Print every entry, word for word, and skip the images.

* [SUPPLIED DATA]
# # # # # # #

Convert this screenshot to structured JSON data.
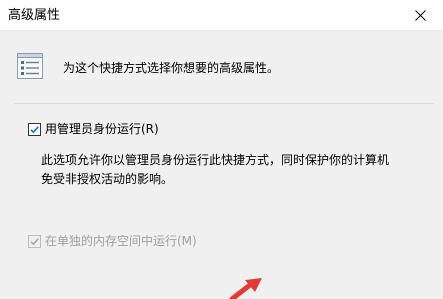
{
  "window": {
    "title": "高级属性"
  },
  "header": {
    "description": "为这个快捷方式选择你想要的高级属性。",
    "icon": "property-list-icon"
  },
  "options": {
    "run_as_admin": {
      "label": "用管理员身份运行(R)",
      "checked": true
    },
    "run_as_admin_description": {
      "line1": "此选项允许你以管理员身份运行此快捷方式，同时保护你的计算机",
      "line2": "免受非授权活动的影响。"
    },
    "separate_memory": {
      "label": "在单独的内存空间中运行(M)",
      "checked": true,
      "disabled": true
    }
  },
  "colors": {
    "accent": "#0078d7",
    "annotation_arrow": "#e53935"
  }
}
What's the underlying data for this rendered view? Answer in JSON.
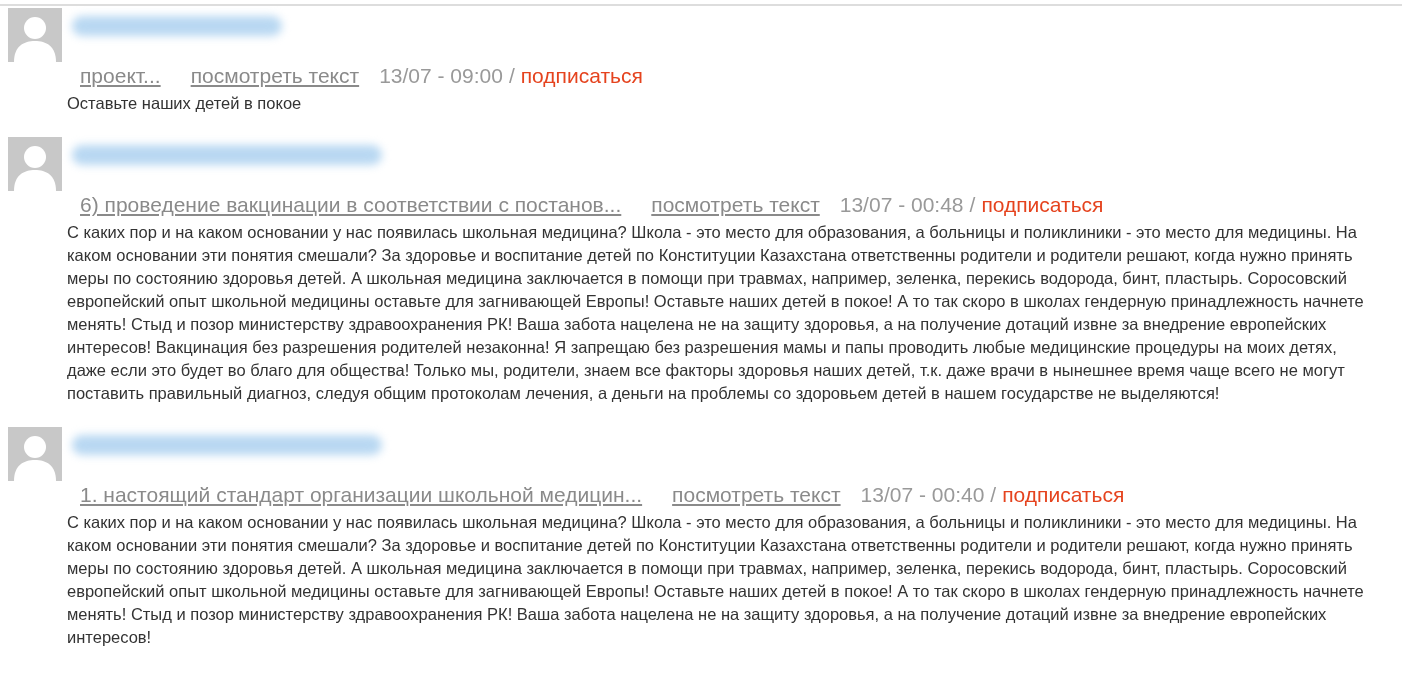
{
  "comments": [
    {
      "title": "проект...",
      "view_link": "посмотреть текст",
      "date": "13/07 - 09:00",
      "separator": "/",
      "subscribe": "подписаться",
      "text": "Оставьте наших детей в покое"
    },
    {
      "title": "6) проведение вакцинации в соответствии с постанов...",
      "view_link": "посмотреть текст",
      "date": "13/07 - 00:48",
      "separator": "/",
      "subscribe": "подписаться",
      "text": "С каких пор и на каком основании у нас появилась школьная медицина? Школа - это место для образования, а больницы и поликлиники - это место для медицины. На каком основании эти понятия смешали? За здоровье и воспитание детей по Конституции Казахстана ответственны родители и родители решают, когда нужно принять меры по состоянию здоровья детей. А школьная медицина заключается в помощи при травмах, например, зеленка, перекись водорода, бинт, пластырь. Соросовский европейский опыт школьной медицины оставьте для загнивающей Европы! Оставьте наших детей в покое! А то так скоро в школах гендерную принадлежность начнете менять! Стыд и позор министерству здравоохранения РК! Ваша забота нацелена не на защиту здоровья, а на получение дотаций извне за внедрение европейских интересов! Вакцинация без разрешения родителей незаконна! Я запрещаю без разрешения мамы и папы проводить любые медицинские процедуры на моих детях, даже если это будет во благо для общества! Только мы, родители, знаем все факторы здоровья наших детей, т.к. даже врачи в нынешнее время чаще всего не могут поставить правильный диагноз, следуя общим протоколам лечения, а деньги на проблемы со здоровьем детей в нашем государстве не выделяются!"
    },
    {
      "title": "1. настоящий стандарт организации школьной медицин...",
      "view_link": "посмотреть текст",
      "date": "13/07 - 00:40",
      "separator": "/",
      "subscribe": "подписаться",
      "text": "С каких пор и на каком основании у нас появилась школьная медицина? Школа - это место для образования, а больницы и поликлиники - это место для медицины. На каком основании эти понятия смешали? За здоровье и воспитание детей по Конституции Казахстана ответственны родители и родители решают, когда нужно принять меры по состоянию здоровья детей. А школьная медицина заключается в помощи при травмах, например, зеленка, перекись водорода, бинт, пластырь. Соросовский европейский опыт школьной медицины оставьте для загнивающей Европы! Оставьте наших детей в покое! А то так скоро в школах гендерную принадлежность начнете менять! Стыд и позор министерству здравоохранения РК! Ваша забота нацелена не на защиту здоровья, а на получение дотаций извне за внедрение европейских интересов!"
    }
  ]
}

# # # # # # #

* [RESULT FOR THIS EXERCISE]
Convert this screenshot to structured JSON data.
{
  "window": {
    "title": "高级属性"
  },
  "header": {
    "description": "为这个快捷方式选择你想要的高级属性。",
    "icon": "property-list-icon"
  },
  "options": {
    "run_as_admin": {
      "label": "用管理员身份运行(R)",
      "checked": true
    },
    "run_as_admin_description": {
      "line1": "此选项允许你以管理员身份运行此快捷方式，同时保护你的计算机",
      "line2": "免受非授权活动的影响。"
    },
    "separate_memory": {
      "label": "在单独的内存空间中运行(M)",
      "checked": true,
      "disabled": true
    }
  },
  "colors": {
    "accent": "#0078d7",
    "annotation_arrow": "#e53935"
  }
}
What's the underlying data for this rendered view? Answer in JSON.
{
  "comments": [
    {
      "title": "проект...",
      "view_link": "посмотреть текст",
      "date": "13/07 - 09:00",
      "separator": "/",
      "subscribe": "подписаться",
      "text": "Оставьте наших детей в покое"
    },
    {
      "title": "6) проведение вакцинации в соответствии с постанов...",
      "view_link": "посмотреть текст",
      "date": "13/07 - 00:48",
      "separator": "/",
      "subscribe": "подписаться",
      "text": "С каких пор и на каком основании у нас появилась школьная медицина? Школа - это место для образования, а больницы и поликлиники - это место для медицины. На каком основании эти понятия смешали? За здоровье и воспитание детей по Конституции Казахстана ответственны родители и родители решают, когда нужно принять меры по состоянию здоровья детей. А школьная медицина заключается в помощи при травмах, например, зеленка, перекись водорода, бинт, пластырь. Соросовский европейский опыт школьной медицины оставьте для загнивающей Европы! Оставьте наших детей в покое! А то так скоро в школах гендерную принадлежность начнете менять! Стыд и позор министерству здравоохранения РК! Ваша забота нацелена не на защиту здоровья, а на получение дотаций извне за внедрение европейских интересов! Вакцинация без разрешения родителей незаконна! Я запрещаю без разрешения мамы и папы проводить любые медицинские процедуры на моих детях, даже если это будет во благо для общества! Только мы, родители, знаем все факторы здоровья наших детей, т.к. даже врачи в нынешнее время чаще всего не могут поставить правильный диагноз, следуя общим протоколам лечения, а деньги на проблемы со здоровьем детей в нашем государстве не выделяются!"
    },
    {
      "title": "1. настоящий стандарт организации школьной медицин...",
      "view_link": "посмотреть текст",
      "date": "13/07 - 00:40",
      "separator": "/",
      "subscribe": "подписаться",
      "text": "С каких пор и на каком основании у нас появилась школьная медицина? Школа - это место для образования, а больницы и поликлиники - это место для медицины. На каком основании эти понятия смешали? За здоровье и воспитание детей по Конституции Казахстана ответственны родители и родители решают, когда нужно принять меры по состоянию здоровья детей. А школьная медицина заключается в помощи при травмах, например, зеленка, перекись водорода, бинт, пластырь. Соросовский европейский опыт школьной медицины оставьте для загнивающей Европы! Оставьте наших детей в покое! А то так скоро в школах гендерную принадлежность начнете менять! Стыд и позор министерству здравоохранения РК! Ваша забота нацелена не на защиту здоровья, а на получение дотаций извне за внедрение европейских интересов!"
    }
  ]
}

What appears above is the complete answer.